[CHALLENGE]: Print the complete set of entries exactly.
_____
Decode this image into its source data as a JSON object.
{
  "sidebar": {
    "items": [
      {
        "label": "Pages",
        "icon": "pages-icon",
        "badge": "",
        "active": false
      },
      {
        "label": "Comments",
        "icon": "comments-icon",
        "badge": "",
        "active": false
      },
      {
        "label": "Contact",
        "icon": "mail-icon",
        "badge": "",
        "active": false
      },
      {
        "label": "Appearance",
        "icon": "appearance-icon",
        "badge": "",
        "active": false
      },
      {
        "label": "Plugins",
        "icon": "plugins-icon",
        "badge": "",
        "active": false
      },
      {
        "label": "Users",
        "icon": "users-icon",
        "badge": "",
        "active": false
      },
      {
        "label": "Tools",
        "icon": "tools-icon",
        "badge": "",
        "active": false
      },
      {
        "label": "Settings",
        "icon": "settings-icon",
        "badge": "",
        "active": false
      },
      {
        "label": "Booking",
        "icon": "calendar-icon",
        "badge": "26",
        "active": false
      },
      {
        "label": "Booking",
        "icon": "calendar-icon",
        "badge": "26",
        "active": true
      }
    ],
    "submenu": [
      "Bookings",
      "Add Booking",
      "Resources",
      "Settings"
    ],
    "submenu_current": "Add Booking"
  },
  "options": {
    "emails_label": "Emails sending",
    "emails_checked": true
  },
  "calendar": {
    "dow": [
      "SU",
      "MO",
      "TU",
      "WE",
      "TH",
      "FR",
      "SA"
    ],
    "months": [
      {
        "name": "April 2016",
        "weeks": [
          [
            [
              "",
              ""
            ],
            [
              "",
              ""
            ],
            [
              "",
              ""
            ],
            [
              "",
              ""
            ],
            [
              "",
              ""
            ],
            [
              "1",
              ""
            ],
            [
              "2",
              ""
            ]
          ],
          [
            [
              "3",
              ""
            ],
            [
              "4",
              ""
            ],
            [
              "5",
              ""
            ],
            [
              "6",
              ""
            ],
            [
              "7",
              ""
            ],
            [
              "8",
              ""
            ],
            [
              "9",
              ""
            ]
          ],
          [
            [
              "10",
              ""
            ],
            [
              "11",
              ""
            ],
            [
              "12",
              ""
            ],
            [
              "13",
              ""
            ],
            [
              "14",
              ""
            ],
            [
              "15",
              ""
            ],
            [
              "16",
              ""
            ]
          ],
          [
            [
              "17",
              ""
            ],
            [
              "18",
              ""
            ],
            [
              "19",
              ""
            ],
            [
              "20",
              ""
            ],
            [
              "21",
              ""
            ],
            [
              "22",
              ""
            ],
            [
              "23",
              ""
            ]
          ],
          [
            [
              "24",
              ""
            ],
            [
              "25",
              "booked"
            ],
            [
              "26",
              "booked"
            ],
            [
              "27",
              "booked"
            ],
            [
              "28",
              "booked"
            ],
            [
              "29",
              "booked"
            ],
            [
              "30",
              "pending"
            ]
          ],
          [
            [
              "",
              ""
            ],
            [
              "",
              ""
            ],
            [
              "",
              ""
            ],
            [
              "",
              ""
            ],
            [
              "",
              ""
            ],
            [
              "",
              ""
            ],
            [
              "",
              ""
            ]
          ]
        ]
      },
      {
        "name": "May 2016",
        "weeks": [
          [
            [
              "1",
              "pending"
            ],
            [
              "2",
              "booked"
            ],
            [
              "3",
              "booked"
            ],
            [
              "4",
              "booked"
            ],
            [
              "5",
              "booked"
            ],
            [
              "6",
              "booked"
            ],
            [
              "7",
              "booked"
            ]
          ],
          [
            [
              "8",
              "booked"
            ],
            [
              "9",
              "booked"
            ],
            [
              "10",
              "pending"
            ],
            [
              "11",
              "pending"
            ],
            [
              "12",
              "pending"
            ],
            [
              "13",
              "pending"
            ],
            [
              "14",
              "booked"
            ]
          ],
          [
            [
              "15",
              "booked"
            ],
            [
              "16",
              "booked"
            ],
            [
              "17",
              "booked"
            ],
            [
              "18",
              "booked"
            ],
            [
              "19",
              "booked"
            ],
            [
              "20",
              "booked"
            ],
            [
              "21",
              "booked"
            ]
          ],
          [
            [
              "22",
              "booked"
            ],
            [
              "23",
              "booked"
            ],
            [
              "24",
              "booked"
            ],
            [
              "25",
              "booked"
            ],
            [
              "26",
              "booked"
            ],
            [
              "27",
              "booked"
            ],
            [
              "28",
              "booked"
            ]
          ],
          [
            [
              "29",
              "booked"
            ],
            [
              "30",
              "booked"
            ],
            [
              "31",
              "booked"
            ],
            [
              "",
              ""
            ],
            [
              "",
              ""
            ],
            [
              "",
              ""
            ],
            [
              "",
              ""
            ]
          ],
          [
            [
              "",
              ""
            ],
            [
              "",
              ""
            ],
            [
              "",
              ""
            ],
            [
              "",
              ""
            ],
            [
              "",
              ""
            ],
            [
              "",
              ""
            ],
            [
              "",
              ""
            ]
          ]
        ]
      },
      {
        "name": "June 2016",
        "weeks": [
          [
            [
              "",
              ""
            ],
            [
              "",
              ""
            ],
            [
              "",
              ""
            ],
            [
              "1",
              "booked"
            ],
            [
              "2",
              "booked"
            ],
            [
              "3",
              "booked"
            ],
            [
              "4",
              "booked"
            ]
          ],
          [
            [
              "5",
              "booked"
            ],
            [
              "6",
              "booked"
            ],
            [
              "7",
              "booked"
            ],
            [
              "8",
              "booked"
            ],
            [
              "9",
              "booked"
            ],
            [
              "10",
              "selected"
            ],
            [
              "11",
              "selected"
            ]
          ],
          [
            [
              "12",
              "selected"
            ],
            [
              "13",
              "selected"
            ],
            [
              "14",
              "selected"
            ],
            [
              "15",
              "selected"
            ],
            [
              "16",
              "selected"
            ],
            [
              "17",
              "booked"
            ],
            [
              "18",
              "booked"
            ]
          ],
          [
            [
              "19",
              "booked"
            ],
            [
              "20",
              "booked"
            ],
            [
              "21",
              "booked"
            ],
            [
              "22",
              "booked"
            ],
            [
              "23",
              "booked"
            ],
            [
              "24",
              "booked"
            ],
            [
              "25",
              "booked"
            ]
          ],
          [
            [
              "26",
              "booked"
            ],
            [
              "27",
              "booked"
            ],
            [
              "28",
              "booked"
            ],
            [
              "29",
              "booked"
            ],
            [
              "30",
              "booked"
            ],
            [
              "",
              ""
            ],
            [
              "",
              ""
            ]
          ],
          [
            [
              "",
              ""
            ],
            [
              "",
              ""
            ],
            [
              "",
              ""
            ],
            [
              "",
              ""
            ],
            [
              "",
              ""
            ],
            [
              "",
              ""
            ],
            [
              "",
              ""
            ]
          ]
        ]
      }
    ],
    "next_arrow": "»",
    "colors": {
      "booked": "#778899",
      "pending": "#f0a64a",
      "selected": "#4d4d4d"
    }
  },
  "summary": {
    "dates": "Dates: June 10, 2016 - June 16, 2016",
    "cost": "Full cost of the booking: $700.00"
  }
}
_____
[WORKED SOLUTION]:
Decode this image into its source data as a JSON object.
{
  "sidebar": {
    "items": [
      {
        "label": "Pages",
        "icon": "pages-icon",
        "badge": "",
        "active": false
      },
      {
        "label": "Comments",
        "icon": "comments-icon",
        "badge": "",
        "active": false
      },
      {
        "label": "Contact",
        "icon": "mail-icon",
        "badge": "",
        "active": false
      },
      {
        "label": "Appearance",
        "icon": "appearance-icon",
        "badge": "",
        "active": false
      },
      {
        "label": "Plugins",
        "icon": "plugins-icon",
        "badge": "",
        "active": false
      },
      {
        "label": "Users",
        "icon": "users-icon",
        "badge": "",
        "active": false
      },
      {
        "label": "Tools",
        "icon": "tools-icon",
        "badge": "",
        "active": false
      },
      {
        "label": "Settings",
        "icon": "settings-icon",
        "badge": "",
        "active": false
      },
      {
        "label": "Booking",
        "icon": "calendar-icon",
        "badge": "26",
        "active": false
      },
      {
        "label": "Booking",
        "icon": "calendar-icon",
        "badge": "26",
        "active": true
      }
    ],
    "submenu": [
      "Bookings",
      "Add Booking",
      "Resources",
      "Settings"
    ],
    "submenu_current": "Add Booking"
  },
  "options": {
    "emails_label": "Emails sending",
    "emails_checked": true
  },
  "calendar": {
    "dow": [
      "SU",
      "MO",
      "TU",
      "WE",
      "TH",
      "FR",
      "SA"
    ],
    "months": [
      {
        "name": "April 2016",
        "weeks": [
          [
            [
              "",
              ""
            ],
            [
              "",
              ""
            ],
            [
              "",
              ""
            ],
            [
              "",
              ""
            ],
            [
              "",
              ""
            ],
            [
              "1",
              ""
            ],
            [
              "2",
              ""
            ]
          ],
          [
            [
              "3",
              ""
            ],
            [
              "4",
              ""
            ],
            [
              "5",
              ""
            ],
            [
              "6",
              ""
            ],
            [
              "7",
              ""
            ],
            [
              "8",
              ""
            ],
            [
              "9",
              ""
            ]
          ],
          [
            [
              "10",
              ""
            ],
            [
              "11",
              ""
            ],
            [
              "12",
              ""
            ],
            [
              "13",
              ""
            ],
            [
              "14",
              ""
            ],
            [
              "15",
              ""
            ],
            [
              "16",
              ""
            ]
          ],
          [
            [
              "17",
              ""
            ],
            [
              "18",
              ""
            ],
            [
              "19",
              ""
            ],
            [
              "20",
              ""
            ],
            [
              "21",
              ""
            ],
            [
              "22",
              ""
            ],
            [
              "23",
              ""
            ]
          ],
          [
            [
              "24",
              ""
            ],
            [
              "25",
              "booked"
            ],
            [
              "26",
              "booked"
            ],
            [
              "27",
              "booked"
            ],
            [
              "28",
              "booked"
            ],
            [
              "29",
              "booked"
            ],
            [
              "30",
              "pending"
            ]
          ],
          [
            [
              "",
              ""
            ],
            [
              "",
              ""
            ],
            [
              "",
              ""
            ],
            [
              "",
              ""
            ],
            [
              "",
              ""
            ],
            [
              "",
              ""
            ],
            [
              "",
              ""
            ]
          ]
        ]
      },
      {
        "name": "May 2016",
        "weeks": [
          [
            [
              "1",
              "pending"
            ],
            [
              "2",
              "booked"
            ],
            [
              "3",
              "booked"
            ],
            [
              "4",
              "booked"
            ],
            [
              "5",
              "booked"
            ],
            [
              "6",
              "booked"
            ],
            [
              "7",
              "booked"
            ]
          ],
          [
            [
              "8",
              "booked"
            ],
            [
              "9",
              "booked"
            ],
            [
              "10",
              "pending"
            ],
            [
              "11",
              "pending"
            ],
            [
              "12",
              "pending"
            ],
            [
              "13",
              "pending"
            ],
            [
              "14",
              "booked"
            ]
          ],
          [
            [
              "15",
              "booked"
            ],
            [
              "16",
              "booked"
            ],
            [
              "17",
              "booked"
            ],
            [
              "18",
              "booked"
            ],
            [
              "19",
              "booked"
            ],
            [
              "20",
              "booked"
            ],
            [
              "21",
              "booked"
            ]
          ],
          [
            [
              "22",
              "booked"
            ],
            [
              "23",
              "booked"
            ],
            [
              "24",
              "booked"
            ],
            [
              "25",
              "booked"
            ],
            [
              "26",
              "booked"
            ],
            [
              "27",
              "booked"
            ],
            [
              "28",
              "booked"
            ]
          ],
          [
            [
              "29",
              "booked"
            ],
            [
              "30",
              "booked"
            ],
            [
              "31",
              "booked"
            ],
            [
              "",
              ""
            ],
            [
              "",
              ""
            ],
            [
              "",
              ""
            ],
            [
              "",
              ""
            ]
          ],
          [
            [
              "",
              ""
            ],
            [
              "",
              ""
            ],
            [
              "",
              ""
            ],
            [
              "",
              ""
            ],
            [
              "",
              ""
            ],
            [
              "",
              ""
            ],
            [
              "",
              ""
            ]
          ]
        ]
      },
      {
        "name": "June 2016",
        "weeks": [
          [
            [
              "",
              ""
            ],
            [
              "",
              ""
            ],
            [
              "",
              ""
            ],
            [
              "1",
              "booked"
            ],
            [
              "2",
              "booked"
            ],
            [
              "3",
              "booked"
            ],
            [
              "4",
              "booked"
            ]
          ],
          [
            [
              "5",
              "booked"
            ],
            [
              "6",
              "booked"
            ],
            [
              "7",
              "booked"
            ],
            [
              "8",
              "booked"
            ],
            [
              "9",
              "booked"
            ],
            [
              "10",
              "selected"
            ],
            [
              "11",
              "selected"
            ]
          ],
          [
            [
              "12",
              "selected"
            ],
            [
              "13",
              "selected"
            ],
            [
              "14",
              "selected"
            ],
            [
              "15",
              "selected"
            ],
            [
              "16",
              "selected"
            ],
            [
              "17",
              "booked"
            ],
            [
              "18",
              "booked"
            ]
          ],
          [
            [
              "19",
              "booked"
            ],
            [
              "20",
              "booked"
            ],
            [
              "21",
              "booked"
            ],
            [
              "22",
              "booked"
            ],
            [
              "23",
              "booked"
            ],
            [
              "24",
              "booked"
            ],
            [
              "25",
              "booked"
            ]
          ],
          [
            [
              "26",
              "booked"
            ],
            [
              "27",
              "booked"
            ],
            [
              "28",
              "booked"
            ],
            [
              "29",
              "booked"
            ],
            [
              "30",
              "booked"
            ],
            [
              "",
              ""
            ],
            [
              "",
              ""
            ]
          ],
          [
            [
              "",
              ""
            ],
            [
              "",
              ""
            ],
            [
              "",
              ""
            ],
            [
              "",
              ""
            ],
            [
              "",
              ""
            ],
            [
              "",
              ""
            ],
            [
              "",
              ""
            ]
          ]
        ]
      }
    ],
    "next_arrow": "»",
    "colors": {
      "booked": "#778899",
      "pending": "#f0a64a",
      "selected": "#4d4d4d"
    }
  },
  "summary": {
    "dates": "Dates: June 10, 2016 - June 16, 2016",
    "cost": "Full cost of the booking: $700.00"
  }
}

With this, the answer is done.